* **Task prompt**
Identify the lines that contain the word "phần" and copy each one.
________
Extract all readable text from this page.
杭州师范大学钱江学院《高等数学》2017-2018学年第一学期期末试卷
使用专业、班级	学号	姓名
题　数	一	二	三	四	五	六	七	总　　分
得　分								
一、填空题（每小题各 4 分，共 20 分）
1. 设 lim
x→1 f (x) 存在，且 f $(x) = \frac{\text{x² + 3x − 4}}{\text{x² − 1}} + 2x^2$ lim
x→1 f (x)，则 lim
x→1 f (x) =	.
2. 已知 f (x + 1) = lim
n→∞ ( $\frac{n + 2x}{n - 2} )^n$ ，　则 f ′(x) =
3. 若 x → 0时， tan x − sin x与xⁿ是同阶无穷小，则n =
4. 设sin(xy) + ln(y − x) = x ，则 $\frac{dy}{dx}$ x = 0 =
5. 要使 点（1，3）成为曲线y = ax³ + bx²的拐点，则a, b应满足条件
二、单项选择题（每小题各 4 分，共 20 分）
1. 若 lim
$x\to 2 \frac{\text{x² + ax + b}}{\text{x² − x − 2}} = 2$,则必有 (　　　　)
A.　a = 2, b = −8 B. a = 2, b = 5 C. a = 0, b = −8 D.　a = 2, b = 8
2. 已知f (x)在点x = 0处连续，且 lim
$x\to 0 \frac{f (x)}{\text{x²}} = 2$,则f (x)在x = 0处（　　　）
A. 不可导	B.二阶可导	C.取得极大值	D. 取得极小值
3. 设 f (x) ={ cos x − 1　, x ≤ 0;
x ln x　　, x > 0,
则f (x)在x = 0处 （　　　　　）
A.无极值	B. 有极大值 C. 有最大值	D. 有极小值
________
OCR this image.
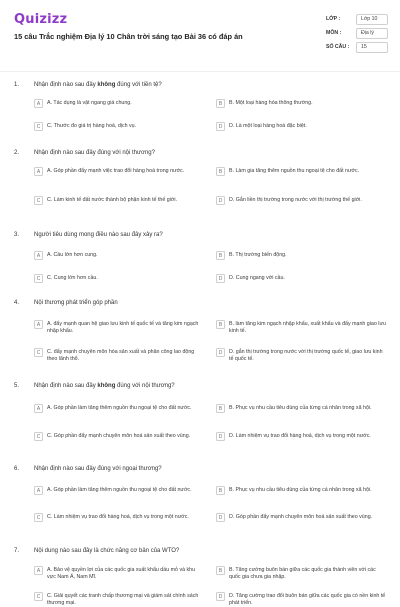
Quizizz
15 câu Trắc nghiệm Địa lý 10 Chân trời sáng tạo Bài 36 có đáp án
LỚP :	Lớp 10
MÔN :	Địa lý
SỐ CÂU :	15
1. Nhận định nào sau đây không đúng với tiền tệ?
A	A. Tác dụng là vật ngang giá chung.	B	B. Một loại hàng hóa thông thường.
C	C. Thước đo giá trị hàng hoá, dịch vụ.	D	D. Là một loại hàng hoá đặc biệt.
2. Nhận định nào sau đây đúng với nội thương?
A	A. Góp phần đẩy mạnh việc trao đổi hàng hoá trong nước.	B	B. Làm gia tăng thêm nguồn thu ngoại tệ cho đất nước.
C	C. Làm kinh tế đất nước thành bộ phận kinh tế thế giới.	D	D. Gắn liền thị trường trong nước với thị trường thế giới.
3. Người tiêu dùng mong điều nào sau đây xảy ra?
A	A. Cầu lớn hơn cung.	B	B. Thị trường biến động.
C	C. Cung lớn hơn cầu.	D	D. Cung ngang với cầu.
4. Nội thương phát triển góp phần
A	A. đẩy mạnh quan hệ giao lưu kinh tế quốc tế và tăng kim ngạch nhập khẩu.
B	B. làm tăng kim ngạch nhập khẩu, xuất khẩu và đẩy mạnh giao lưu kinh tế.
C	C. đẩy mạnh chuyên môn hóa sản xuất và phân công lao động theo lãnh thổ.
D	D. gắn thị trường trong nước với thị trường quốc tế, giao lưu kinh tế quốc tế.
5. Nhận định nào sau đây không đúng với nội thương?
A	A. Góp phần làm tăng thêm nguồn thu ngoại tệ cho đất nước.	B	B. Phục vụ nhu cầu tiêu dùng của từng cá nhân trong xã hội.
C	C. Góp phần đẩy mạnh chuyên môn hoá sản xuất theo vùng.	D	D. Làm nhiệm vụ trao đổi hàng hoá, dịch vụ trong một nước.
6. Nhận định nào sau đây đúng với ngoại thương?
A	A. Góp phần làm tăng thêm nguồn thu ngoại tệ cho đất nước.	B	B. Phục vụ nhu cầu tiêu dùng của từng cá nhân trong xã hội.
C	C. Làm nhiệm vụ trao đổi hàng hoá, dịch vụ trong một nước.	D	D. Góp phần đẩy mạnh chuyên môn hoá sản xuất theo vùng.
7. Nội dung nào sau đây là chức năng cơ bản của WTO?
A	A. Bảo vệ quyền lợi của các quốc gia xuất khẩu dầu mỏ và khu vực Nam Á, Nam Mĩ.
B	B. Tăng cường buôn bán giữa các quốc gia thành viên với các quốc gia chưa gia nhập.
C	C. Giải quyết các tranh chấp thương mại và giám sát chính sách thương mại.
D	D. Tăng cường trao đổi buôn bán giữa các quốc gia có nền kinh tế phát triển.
________
* **Solution below**
A	A. Góp phần đẩy mạnh việc trao đổi hàng hoá trong nước.	B	B. Làm gia tăng thêm nguồn thu ngoại tệ cho đất nước.
4. Nội thương phát triển góp phần
A	A. Góp phần làm tăng thêm nguồn thu ngoại tệ cho đất nước.	B	B. Phục vụ nhu cầu tiêu dùng của từng cá nhân trong xã hội.
C	C. Góp phần đẩy mạnh chuyên môn hoá sản xuất theo vùng.	D	D. Làm nhiệm vụ trao đổi hàng hoá, dịch vụ trong một nước.
A	A. Góp phần làm tăng thêm nguồn thu ngoại tệ cho đất nước.	B	B. Phục vụ nhu cầu tiêu dùng của từng cá nhân trong xã hội.
C	C. Làm nhiệm vụ trao đổi hàng hoá, dịch vụ trong một nước.	D	D. Góp phần đẩy mạnh chuyên môn hoá sản xuất theo vùng.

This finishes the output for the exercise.